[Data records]
==============================

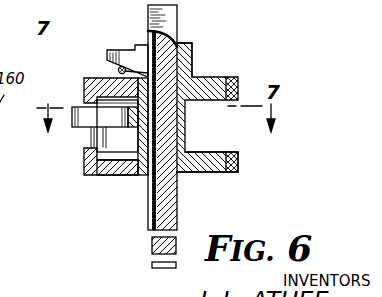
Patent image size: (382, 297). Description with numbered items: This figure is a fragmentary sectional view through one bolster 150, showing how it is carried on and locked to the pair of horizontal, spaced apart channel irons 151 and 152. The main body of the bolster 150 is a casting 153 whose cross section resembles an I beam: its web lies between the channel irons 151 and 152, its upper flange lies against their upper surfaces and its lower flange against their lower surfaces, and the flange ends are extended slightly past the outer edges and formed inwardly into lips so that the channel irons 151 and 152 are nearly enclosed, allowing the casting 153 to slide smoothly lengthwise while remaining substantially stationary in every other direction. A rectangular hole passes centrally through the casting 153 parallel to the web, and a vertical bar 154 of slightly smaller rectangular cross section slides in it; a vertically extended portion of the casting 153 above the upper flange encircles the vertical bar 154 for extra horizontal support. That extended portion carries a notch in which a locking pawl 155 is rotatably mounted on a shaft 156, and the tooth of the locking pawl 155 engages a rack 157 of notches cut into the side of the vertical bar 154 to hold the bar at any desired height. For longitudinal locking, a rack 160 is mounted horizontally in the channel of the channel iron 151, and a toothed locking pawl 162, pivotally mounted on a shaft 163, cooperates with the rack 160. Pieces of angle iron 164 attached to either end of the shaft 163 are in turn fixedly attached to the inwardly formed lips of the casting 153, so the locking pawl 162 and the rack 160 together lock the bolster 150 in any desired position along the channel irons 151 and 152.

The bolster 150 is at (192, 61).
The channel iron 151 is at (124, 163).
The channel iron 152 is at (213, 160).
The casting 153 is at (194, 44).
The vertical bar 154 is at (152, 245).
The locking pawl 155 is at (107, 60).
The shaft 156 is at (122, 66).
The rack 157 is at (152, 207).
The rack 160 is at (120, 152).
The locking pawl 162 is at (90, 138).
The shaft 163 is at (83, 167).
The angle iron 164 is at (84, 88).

==============================

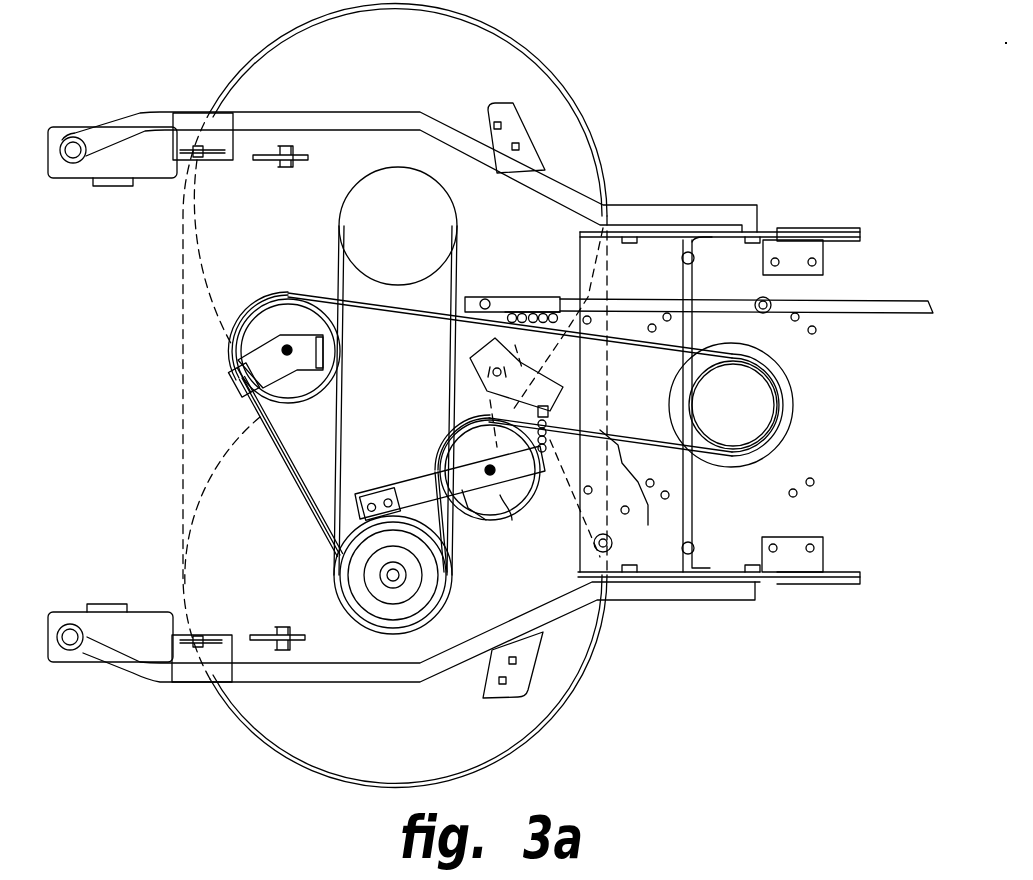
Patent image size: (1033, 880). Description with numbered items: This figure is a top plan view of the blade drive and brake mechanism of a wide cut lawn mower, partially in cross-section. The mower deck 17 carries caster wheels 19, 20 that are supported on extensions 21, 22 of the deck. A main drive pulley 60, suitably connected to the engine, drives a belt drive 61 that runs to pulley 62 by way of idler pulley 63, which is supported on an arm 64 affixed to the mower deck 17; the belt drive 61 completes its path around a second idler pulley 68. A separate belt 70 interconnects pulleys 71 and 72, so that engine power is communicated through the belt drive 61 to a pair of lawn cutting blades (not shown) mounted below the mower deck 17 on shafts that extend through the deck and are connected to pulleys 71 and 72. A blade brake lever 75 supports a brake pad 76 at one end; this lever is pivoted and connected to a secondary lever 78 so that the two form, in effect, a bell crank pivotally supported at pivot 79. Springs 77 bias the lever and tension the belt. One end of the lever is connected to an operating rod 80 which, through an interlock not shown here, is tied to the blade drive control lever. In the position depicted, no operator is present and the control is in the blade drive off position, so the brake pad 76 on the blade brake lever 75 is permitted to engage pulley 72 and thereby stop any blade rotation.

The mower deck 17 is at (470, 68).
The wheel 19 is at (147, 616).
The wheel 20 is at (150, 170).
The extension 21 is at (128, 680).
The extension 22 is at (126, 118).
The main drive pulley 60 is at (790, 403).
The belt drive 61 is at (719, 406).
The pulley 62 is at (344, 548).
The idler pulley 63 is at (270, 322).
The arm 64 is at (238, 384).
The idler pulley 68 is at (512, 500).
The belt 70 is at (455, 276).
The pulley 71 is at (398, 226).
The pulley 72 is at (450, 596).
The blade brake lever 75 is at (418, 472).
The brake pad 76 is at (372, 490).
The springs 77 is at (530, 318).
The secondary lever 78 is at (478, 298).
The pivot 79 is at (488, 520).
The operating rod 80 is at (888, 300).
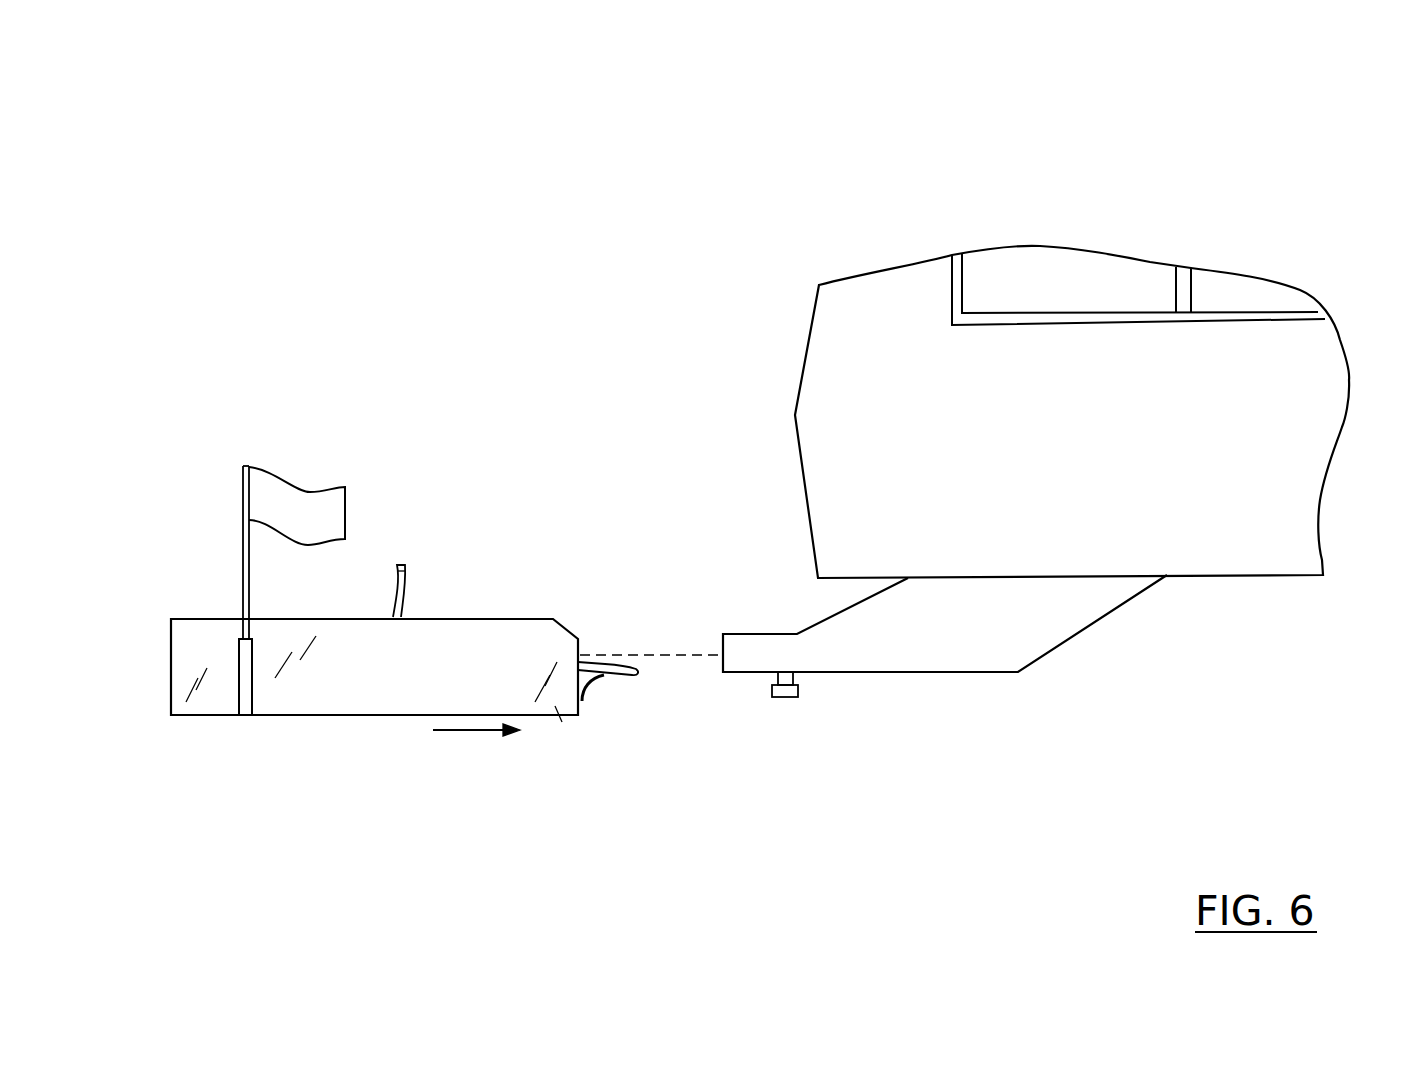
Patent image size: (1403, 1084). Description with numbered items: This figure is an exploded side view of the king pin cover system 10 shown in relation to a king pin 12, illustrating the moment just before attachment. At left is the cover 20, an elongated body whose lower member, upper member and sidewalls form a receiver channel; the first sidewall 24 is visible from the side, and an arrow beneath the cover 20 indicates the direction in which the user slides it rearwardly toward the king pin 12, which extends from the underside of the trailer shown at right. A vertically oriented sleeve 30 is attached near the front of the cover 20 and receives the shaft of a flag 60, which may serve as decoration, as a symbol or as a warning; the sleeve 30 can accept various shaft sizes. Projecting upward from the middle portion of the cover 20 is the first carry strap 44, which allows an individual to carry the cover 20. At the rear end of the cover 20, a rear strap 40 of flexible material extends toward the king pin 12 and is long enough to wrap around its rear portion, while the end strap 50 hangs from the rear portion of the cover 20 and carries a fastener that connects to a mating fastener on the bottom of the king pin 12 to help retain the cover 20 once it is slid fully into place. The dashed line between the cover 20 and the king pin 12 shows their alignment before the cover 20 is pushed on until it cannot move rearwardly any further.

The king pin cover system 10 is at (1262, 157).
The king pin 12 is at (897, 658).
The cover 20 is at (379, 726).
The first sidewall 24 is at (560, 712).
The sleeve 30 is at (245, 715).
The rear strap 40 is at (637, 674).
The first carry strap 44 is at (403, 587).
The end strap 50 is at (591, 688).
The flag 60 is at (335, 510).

==============================

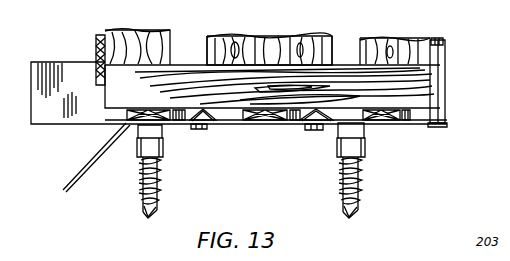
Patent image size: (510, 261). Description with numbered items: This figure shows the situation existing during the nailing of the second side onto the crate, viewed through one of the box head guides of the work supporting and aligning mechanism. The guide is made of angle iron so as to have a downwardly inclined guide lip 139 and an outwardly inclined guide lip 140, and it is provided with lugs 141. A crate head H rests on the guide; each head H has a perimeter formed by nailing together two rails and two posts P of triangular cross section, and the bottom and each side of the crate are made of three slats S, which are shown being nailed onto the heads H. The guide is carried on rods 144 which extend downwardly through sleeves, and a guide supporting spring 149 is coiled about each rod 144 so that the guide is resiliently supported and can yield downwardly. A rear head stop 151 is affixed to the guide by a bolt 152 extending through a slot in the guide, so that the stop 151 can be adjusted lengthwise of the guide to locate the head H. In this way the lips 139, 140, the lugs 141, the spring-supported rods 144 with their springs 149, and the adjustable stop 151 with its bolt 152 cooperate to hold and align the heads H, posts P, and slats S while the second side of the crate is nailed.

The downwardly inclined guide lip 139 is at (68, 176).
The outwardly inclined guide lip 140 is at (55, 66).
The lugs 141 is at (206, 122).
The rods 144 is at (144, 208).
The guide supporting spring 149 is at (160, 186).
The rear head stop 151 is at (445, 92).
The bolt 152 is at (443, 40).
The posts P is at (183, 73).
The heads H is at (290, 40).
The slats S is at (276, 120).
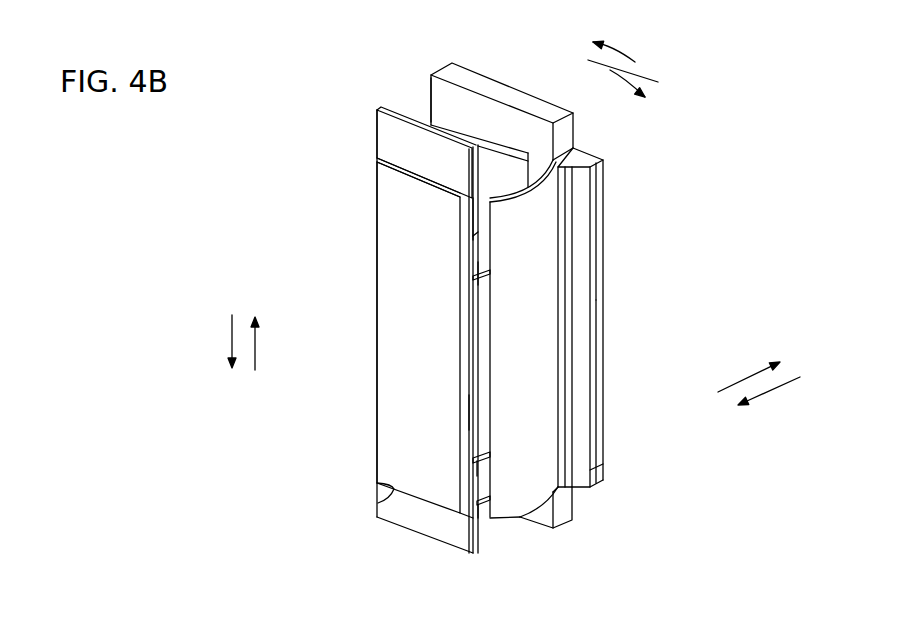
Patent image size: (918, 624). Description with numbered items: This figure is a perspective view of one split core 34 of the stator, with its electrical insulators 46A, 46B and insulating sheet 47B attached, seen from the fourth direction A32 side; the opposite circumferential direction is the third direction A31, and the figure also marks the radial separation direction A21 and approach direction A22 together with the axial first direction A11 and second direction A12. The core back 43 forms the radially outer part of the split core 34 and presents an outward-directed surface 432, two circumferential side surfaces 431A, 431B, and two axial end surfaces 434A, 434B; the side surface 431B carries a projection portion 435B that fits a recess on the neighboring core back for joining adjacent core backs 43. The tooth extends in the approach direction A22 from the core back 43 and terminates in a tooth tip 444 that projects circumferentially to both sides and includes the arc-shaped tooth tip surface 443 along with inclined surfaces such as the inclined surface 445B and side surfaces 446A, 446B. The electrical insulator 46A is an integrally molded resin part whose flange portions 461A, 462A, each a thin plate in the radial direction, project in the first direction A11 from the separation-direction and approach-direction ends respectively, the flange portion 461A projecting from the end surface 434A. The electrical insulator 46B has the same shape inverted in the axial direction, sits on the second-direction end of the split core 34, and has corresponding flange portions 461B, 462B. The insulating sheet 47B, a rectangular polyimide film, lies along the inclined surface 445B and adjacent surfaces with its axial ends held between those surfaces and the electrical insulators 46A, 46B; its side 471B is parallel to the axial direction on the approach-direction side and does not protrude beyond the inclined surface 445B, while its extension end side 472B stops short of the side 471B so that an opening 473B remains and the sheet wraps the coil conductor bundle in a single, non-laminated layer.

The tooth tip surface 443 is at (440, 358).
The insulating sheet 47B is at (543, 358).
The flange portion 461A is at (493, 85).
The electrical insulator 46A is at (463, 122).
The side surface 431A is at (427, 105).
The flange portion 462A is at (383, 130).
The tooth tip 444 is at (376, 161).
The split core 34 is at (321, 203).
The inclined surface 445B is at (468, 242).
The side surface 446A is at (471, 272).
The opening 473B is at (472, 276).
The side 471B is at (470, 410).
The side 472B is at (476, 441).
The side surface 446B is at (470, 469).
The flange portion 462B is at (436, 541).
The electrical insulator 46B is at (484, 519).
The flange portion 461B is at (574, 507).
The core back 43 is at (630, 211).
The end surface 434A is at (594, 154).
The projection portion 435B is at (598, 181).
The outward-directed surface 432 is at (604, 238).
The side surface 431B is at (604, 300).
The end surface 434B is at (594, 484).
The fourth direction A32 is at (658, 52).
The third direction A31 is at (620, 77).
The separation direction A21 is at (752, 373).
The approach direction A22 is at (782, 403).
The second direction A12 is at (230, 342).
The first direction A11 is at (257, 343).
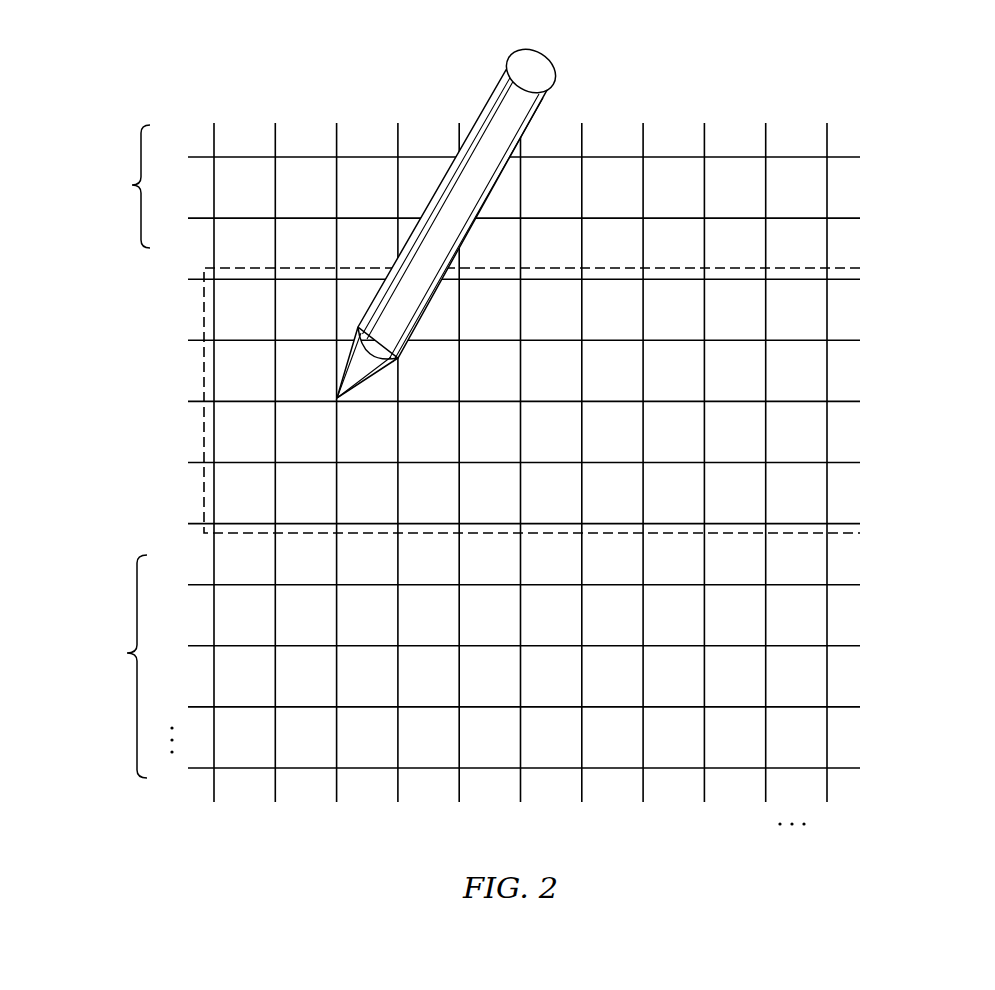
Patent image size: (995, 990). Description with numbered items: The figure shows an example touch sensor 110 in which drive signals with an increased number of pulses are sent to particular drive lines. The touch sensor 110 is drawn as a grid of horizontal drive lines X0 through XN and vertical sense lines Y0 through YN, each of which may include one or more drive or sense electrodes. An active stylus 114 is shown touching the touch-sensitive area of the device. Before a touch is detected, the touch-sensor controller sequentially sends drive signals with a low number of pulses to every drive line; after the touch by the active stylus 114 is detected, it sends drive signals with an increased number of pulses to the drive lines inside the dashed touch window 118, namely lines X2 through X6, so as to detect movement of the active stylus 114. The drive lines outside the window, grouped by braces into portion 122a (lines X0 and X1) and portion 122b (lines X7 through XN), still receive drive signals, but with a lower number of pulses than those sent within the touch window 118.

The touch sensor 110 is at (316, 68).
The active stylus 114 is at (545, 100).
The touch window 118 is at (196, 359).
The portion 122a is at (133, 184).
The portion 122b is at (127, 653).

==============================

# [Objective]
In the stretch from the line containing "Patent image size: (1033, 880)." through the line containing "The belt drive 61 is at (719, 406).", rename "lawn mower" to "grass cutter" and write out those lines again with everything else unchanged.

# [Response]
Patent image size: (1033, 880). Description with numbered items: This figure is a top plan view of the blade drive and brake mechanism of a wide cut grass cutter, partially in cross-section. The mower deck 17 carries caster wheels 19, 20 that are supported on extensions 21, 22 of the deck. A main drive pulley 60, suitably connected to the engine, drives a belt drive 61 that runs to pulley 62 by way of idler pulley 63, which is supported on an arm 64 affixed to the mower deck 17; the belt drive 61 completes its path around a second idler pulley 68. A separate belt 70 interconnects pulleys 71 and 72, so that engine power is communicated through the belt drive 61 to a pair of lawn cutting blades (not shown) mounted below the mower deck 17 on shafts that extend through the deck and are connected to pulleys 71 and 72. A blade brake lever 75 supports a brake pad 76 at one end; this lever is pivoted and connected to a secondary lever 78 so that the two form, in effect, a bell crank pivotally supported at pivot 79. Springs 77 bias the lever and tension the belt. One end of the lever is connected to an operating rod 80 which, through an interlock not shown here, is tied to the blade drive control lever. In the position depicted, no operator is present and the control is in the blade drive off position, so the brake pad 76 on the blade brake lever 75 is permitted to engage pulley 72 and thereby stop any blade rotation.

The mower deck 17 is at (470, 68).
The wheel 19 is at (147, 616).
The wheel 20 is at (150, 170).
The extension 21 is at (128, 680).
The extension 22 is at (126, 118).
The main drive pulley 60 is at (790, 403).
The belt drive 61 is at (719, 406).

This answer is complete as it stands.